Given records:
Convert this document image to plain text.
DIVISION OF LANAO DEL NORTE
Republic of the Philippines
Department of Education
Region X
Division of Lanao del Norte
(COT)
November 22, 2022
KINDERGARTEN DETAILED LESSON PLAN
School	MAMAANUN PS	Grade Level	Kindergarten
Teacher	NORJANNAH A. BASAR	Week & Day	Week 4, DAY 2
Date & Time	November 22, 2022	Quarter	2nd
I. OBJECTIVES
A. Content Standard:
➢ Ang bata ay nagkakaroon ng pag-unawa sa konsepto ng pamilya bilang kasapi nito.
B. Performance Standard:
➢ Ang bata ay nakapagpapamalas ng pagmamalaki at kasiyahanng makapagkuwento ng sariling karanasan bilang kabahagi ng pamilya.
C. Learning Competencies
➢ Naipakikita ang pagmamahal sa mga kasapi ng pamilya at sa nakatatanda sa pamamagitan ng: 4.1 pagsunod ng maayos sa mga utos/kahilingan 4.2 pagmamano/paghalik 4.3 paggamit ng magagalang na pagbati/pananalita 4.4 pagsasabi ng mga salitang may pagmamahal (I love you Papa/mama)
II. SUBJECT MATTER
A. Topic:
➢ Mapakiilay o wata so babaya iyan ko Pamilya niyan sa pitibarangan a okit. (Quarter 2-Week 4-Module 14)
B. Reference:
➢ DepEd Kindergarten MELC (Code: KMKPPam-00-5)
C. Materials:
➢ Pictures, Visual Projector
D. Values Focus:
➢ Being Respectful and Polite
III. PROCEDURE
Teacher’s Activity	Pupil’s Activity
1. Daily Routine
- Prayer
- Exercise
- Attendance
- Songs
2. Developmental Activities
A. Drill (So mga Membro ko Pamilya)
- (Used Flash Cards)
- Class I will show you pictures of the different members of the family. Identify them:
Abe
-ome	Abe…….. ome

The problem: Using the listing above, please repeat every entry exactly.

Finished exercise:
Convert this document image to plain text.
DIVISION OF LANAO DEL NORTE
Republic of the Philippines
Department of Education
Region X
Division of Lanao del Norte
(COT)
November 22, 2022
KINDERGARTEN DETAILED LESSON PLAN
School	MAMAANUN PS	Grade Level	Kindergarten
Teacher	NORJANNAH A. BASAR	Week & Day	Week 4, DAY 2
Date & Time	November 22, 2022	Quarter	2nd
I. OBJECTIVES
A. Content Standard:
➢ Ang bata ay nagkakaroon ng pag-unawa sa konsepto ng pamilya bilang kasapi nito.
B. Performance Standard:
➢ Ang bata ay nakapagpapamalas ng pagmamalaki at kasiyahanng makapagkuwento ng sariling karanasan bilang kabahagi ng pamilya.
C. Learning Competencies
➢ Naipakikita ang pagmamahal sa mga kasapi ng pamilya at sa nakatatanda sa pamamagitan ng: 4.1 pagsunod ng maayos sa mga utos/kahilingan 4.2 pagmamano/paghalik 4.3 paggamit ng magagalang na pagbati/pananalita 4.4 pagsasabi ng mga salitang may pagmamahal (I love you Papa/mama)
II. SUBJECT MATTER
A. Topic:
➢ Mapakiilay o wata so babaya iyan ko Pamilya niyan sa pitibarangan a okit. (Quarter 2-Week 4-Module 14)
B. Reference:
➢ DepEd Kindergarten MELC (Code: KMKPPam-00-5)
C. Materials:
➢ Pictures, Visual Projector
D. Values Focus:
➢ Being Respectful and Polite
III. PROCEDURE
Teacher’s Activity	Pupil’s Activity
1. Daily Routine
- Prayer
- Exercise
- Attendance
- Songs
2. Developmental Activities
A. Drill (So mga Membro ko Pamilya)
- (Used Flash Cards)
- Class I will show you pictures of the different members of the family. Identify them:
Abe
-ome	Abe…….. ome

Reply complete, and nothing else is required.